(Dataset items)
--------------------------------

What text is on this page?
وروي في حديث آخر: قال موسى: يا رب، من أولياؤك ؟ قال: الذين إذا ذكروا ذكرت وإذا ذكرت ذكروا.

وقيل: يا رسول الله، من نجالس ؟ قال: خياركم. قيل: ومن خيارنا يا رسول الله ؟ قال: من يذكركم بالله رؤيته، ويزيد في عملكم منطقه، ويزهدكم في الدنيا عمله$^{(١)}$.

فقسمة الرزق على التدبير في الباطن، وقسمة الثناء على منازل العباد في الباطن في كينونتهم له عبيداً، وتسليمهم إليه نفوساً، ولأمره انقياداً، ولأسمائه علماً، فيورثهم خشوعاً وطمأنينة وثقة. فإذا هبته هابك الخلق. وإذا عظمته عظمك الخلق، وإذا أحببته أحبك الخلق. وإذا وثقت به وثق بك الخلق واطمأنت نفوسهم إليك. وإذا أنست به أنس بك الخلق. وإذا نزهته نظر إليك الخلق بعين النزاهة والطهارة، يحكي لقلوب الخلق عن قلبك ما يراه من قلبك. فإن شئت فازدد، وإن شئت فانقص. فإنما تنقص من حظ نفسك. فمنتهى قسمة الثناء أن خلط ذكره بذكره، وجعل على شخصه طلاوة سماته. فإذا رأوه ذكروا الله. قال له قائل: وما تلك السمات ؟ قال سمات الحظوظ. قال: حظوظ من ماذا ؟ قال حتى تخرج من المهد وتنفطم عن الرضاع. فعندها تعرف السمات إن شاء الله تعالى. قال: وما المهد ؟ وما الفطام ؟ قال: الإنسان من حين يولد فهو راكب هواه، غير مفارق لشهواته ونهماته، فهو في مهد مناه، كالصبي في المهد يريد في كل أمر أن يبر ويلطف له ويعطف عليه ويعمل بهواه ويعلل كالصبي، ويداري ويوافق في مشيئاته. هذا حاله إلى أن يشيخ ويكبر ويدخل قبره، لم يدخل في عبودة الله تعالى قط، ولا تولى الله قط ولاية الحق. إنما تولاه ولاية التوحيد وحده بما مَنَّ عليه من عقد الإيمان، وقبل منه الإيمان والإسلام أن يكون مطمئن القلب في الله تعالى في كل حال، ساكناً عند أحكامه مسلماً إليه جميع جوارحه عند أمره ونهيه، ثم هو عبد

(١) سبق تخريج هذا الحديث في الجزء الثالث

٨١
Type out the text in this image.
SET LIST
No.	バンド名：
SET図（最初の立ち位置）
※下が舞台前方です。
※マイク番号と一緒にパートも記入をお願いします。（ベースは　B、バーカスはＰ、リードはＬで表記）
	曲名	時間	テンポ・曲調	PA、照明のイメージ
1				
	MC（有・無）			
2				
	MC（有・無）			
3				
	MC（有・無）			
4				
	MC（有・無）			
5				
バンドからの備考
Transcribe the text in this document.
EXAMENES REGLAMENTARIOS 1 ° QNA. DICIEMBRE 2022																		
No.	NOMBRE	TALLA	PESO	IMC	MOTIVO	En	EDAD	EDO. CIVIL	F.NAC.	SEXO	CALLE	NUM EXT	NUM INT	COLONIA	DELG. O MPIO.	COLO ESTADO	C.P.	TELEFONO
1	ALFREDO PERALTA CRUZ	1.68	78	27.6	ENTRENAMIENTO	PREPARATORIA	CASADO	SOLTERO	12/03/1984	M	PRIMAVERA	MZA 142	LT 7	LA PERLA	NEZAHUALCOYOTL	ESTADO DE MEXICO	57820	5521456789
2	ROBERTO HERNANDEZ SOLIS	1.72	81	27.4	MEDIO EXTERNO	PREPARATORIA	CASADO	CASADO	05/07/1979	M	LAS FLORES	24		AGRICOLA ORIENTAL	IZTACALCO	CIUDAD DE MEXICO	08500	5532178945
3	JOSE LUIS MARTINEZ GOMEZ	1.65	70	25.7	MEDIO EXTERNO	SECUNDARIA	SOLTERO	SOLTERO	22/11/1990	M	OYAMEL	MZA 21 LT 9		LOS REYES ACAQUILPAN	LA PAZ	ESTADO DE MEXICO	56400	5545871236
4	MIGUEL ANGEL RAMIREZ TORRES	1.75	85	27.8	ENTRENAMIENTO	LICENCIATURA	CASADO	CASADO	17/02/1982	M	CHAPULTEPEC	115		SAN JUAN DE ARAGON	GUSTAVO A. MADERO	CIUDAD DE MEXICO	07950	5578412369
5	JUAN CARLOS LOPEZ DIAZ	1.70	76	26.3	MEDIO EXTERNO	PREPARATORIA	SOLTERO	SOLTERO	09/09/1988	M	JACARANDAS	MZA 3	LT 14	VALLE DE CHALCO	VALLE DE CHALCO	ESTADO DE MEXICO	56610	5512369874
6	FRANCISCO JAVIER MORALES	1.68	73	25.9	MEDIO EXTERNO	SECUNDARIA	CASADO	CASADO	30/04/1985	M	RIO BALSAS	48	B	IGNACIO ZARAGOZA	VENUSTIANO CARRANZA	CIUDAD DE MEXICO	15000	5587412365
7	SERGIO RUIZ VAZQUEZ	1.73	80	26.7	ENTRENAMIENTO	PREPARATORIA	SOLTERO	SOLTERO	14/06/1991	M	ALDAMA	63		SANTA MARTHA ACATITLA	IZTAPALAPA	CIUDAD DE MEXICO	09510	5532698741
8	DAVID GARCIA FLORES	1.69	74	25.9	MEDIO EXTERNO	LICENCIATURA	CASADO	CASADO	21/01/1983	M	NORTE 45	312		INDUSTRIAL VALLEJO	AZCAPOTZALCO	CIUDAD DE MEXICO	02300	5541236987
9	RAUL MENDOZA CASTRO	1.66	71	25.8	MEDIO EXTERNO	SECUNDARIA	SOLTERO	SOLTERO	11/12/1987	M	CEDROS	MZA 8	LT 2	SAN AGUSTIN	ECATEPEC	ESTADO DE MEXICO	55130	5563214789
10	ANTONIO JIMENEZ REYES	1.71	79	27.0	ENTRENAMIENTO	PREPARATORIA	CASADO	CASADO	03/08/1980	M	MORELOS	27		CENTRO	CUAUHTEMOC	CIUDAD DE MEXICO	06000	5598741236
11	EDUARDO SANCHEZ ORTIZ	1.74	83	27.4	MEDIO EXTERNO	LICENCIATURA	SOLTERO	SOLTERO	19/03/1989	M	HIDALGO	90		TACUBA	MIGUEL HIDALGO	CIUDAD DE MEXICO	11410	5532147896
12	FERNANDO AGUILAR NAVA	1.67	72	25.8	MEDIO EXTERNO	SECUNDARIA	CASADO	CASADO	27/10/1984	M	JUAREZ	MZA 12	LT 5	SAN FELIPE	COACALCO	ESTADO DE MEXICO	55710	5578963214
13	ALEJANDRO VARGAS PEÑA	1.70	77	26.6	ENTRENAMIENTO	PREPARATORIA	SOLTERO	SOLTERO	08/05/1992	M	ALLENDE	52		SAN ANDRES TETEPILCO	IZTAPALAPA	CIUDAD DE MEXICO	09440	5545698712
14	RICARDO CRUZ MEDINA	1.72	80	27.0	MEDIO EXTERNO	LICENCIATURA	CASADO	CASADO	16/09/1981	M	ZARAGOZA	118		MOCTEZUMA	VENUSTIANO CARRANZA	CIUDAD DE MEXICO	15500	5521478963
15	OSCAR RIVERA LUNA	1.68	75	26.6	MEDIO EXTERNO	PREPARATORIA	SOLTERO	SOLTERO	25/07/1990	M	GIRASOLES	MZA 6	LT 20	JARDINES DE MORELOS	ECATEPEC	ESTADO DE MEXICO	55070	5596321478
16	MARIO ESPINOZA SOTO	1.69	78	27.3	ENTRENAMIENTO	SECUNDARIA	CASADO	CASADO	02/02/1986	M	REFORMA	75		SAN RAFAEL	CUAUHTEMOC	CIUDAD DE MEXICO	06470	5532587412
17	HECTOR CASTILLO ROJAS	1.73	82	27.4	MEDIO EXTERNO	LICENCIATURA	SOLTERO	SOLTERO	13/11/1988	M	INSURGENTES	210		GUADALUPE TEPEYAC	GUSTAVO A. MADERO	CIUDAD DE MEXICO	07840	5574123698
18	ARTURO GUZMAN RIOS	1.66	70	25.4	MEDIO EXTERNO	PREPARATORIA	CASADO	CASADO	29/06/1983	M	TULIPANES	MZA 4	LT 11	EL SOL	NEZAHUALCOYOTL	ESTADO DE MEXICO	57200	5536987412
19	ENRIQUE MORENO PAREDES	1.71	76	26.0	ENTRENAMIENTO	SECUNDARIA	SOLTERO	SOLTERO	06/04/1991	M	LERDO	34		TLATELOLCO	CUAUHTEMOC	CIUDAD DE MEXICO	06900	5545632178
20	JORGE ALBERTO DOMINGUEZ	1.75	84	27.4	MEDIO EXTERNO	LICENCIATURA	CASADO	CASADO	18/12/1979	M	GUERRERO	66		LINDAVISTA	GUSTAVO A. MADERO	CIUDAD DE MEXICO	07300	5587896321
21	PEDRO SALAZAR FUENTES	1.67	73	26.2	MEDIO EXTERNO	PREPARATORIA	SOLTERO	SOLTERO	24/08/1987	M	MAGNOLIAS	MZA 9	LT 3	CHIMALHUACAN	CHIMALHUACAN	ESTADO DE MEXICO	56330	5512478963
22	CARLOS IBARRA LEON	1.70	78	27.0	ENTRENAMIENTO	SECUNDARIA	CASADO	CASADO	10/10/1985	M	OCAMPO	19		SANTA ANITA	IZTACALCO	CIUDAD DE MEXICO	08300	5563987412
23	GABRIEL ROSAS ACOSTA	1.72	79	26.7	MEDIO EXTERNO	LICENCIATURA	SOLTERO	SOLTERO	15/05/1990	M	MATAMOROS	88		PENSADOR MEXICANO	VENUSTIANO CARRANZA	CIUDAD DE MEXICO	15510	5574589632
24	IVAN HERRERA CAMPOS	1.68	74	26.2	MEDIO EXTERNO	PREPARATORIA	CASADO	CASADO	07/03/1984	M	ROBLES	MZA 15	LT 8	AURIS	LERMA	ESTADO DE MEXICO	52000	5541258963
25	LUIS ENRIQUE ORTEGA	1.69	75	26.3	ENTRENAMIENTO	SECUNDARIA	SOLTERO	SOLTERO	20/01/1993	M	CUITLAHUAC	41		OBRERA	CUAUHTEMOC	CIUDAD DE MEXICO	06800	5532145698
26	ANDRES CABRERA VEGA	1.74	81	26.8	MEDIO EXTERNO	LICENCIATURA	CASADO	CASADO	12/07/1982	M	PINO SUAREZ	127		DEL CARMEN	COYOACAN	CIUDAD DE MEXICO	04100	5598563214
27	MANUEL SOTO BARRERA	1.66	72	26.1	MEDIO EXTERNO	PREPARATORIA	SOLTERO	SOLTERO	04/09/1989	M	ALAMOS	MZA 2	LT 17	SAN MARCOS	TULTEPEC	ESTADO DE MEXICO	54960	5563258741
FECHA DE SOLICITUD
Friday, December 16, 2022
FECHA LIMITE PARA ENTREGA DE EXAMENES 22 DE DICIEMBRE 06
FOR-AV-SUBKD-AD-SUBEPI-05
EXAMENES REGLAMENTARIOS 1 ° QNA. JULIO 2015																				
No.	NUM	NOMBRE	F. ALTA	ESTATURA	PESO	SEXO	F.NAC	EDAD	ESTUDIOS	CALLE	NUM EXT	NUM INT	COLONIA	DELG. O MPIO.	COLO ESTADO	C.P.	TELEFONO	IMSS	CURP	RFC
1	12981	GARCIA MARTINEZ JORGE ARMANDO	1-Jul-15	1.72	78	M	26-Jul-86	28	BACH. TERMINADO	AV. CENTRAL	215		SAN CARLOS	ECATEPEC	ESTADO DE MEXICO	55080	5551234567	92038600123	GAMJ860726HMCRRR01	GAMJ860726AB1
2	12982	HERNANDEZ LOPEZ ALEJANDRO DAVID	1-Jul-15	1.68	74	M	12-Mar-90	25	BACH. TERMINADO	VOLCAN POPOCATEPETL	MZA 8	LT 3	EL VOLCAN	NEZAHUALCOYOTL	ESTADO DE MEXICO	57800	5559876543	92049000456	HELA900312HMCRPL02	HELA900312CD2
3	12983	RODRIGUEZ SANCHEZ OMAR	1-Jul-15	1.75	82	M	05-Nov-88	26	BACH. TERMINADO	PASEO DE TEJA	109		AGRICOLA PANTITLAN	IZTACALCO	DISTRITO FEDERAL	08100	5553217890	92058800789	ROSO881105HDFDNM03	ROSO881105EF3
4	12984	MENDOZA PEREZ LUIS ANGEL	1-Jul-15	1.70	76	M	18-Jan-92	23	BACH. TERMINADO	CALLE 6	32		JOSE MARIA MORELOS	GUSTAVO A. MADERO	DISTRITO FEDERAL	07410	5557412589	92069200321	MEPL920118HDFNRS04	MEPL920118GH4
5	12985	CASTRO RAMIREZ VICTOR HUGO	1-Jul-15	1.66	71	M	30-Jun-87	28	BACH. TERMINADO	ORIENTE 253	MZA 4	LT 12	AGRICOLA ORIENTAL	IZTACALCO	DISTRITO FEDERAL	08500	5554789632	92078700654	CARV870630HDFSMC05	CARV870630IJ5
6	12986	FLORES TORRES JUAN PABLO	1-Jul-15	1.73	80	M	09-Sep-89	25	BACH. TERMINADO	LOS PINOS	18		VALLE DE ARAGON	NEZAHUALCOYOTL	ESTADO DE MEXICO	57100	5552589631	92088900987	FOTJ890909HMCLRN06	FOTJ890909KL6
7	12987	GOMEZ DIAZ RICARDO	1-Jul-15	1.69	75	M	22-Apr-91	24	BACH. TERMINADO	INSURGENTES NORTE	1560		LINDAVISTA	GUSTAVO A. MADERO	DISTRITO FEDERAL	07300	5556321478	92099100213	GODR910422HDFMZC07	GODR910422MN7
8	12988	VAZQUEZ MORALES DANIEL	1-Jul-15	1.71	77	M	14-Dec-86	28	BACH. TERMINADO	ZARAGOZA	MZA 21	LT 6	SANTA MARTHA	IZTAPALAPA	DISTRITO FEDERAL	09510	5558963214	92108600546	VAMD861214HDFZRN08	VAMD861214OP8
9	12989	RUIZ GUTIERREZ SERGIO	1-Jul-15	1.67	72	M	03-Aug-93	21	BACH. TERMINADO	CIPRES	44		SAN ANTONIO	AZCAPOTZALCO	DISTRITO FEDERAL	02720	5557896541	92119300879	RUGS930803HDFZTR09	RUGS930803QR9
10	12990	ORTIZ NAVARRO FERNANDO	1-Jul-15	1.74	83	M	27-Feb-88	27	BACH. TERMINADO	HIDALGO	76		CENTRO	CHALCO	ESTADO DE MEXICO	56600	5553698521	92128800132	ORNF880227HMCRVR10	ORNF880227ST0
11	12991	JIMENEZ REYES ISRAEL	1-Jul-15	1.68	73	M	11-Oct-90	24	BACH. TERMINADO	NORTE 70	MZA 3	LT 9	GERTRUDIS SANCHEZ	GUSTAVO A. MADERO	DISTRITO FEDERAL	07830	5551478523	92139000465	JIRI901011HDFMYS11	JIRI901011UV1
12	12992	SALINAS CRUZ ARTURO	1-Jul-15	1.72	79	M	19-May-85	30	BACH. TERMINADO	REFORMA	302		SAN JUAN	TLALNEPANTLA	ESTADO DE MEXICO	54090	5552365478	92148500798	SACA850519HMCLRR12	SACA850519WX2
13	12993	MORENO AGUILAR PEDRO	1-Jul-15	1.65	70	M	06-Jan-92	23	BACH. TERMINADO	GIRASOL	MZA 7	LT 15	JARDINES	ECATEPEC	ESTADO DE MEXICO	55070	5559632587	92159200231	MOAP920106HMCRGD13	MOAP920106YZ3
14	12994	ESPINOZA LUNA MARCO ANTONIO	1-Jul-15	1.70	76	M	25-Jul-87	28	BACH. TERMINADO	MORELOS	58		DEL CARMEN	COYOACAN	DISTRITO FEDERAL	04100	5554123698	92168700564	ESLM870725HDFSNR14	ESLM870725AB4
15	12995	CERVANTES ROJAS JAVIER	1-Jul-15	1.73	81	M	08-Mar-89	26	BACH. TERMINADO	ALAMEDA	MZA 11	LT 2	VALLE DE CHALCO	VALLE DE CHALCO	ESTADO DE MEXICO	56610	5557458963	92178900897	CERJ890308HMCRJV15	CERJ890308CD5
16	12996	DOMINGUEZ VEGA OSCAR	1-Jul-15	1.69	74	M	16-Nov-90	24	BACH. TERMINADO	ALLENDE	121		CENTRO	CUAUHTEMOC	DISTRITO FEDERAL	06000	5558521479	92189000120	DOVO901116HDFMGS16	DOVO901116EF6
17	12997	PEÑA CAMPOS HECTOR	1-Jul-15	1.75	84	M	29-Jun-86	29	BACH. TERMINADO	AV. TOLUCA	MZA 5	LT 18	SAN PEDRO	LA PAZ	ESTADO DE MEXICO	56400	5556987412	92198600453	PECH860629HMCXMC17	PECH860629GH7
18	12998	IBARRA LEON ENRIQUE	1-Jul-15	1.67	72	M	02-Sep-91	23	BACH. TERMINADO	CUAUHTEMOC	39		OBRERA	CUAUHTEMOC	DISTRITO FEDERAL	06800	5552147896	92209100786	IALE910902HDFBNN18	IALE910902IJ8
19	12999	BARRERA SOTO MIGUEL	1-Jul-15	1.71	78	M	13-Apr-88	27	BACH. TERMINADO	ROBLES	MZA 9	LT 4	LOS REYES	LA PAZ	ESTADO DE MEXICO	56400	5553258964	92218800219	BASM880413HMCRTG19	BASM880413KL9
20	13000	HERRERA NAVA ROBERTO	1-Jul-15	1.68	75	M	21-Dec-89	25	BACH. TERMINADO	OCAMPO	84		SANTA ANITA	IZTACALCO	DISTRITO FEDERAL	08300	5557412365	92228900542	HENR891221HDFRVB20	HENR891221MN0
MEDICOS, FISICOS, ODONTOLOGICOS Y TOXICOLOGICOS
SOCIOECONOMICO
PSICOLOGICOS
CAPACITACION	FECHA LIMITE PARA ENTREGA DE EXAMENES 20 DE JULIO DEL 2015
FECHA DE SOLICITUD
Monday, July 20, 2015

--------------------------------

**TASK INSTRUCTIONS**
How many lines in these records hold the string "COLONIA"? Reply with the number alone.

**WRITTEN RESPONSE**
2